§ **WHAT THE EXERCISE ASKS**
Pull out all lines from the listing below in which the word "designado" appears.
+++++
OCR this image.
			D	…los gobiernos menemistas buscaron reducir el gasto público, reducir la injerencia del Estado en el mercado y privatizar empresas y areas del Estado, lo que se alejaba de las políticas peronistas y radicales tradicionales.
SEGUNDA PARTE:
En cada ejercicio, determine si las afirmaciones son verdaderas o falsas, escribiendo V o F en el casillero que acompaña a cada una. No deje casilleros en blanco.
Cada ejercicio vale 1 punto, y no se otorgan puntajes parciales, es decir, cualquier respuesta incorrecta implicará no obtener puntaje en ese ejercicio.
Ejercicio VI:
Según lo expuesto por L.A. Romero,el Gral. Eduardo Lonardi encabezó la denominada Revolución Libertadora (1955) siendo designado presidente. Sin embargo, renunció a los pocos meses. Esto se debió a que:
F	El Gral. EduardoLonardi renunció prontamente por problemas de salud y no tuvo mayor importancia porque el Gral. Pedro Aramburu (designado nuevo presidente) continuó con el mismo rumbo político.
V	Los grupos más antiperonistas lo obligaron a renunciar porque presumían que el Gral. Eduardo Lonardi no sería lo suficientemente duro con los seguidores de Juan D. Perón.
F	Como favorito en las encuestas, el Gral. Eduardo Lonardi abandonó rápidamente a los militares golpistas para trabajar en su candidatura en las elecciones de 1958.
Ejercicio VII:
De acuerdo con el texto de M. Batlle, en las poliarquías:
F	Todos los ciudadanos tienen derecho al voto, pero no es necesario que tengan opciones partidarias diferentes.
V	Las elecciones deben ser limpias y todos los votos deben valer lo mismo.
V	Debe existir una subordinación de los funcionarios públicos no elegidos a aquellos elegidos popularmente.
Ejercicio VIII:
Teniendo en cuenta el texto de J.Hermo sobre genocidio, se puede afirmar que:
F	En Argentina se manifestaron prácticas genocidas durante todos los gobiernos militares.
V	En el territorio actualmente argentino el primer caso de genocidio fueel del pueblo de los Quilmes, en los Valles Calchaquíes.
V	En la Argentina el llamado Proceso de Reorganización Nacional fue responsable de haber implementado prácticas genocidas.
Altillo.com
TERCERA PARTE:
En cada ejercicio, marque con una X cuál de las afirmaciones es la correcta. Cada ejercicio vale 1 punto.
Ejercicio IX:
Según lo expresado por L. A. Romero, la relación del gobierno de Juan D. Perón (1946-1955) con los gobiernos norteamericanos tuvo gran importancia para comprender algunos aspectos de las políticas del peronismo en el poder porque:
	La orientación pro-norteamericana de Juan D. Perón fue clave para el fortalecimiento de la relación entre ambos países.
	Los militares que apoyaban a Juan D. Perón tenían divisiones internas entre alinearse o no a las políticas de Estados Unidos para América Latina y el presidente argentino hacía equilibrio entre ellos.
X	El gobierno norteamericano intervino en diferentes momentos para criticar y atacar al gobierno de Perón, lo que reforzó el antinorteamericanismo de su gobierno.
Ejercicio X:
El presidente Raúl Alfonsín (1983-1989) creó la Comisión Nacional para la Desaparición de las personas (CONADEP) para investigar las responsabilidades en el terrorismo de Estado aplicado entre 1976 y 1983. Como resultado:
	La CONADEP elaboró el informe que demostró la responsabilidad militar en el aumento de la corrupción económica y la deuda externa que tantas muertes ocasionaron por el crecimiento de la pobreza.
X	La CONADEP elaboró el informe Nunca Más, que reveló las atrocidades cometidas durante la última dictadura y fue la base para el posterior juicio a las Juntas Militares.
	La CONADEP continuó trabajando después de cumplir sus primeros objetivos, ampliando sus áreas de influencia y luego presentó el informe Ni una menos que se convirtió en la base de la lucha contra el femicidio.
+++++
§ **WRITTEN ANSWER**
Según lo expuesto por L.A. Romero,el Gral. Eduardo Lonardi encabezó la denominada Revolución Libertadora (1955) siendo designado presidente. Sin embargo, renunció a los pocos meses. Esto se debió a que:
F	El Gral. EduardoLonardi renunció prontamente por problemas de salud y no tuvo mayor importancia porque el Gral. Pedro Aramburu (designado nuevo presidente) continuó con el mismo rumbo político.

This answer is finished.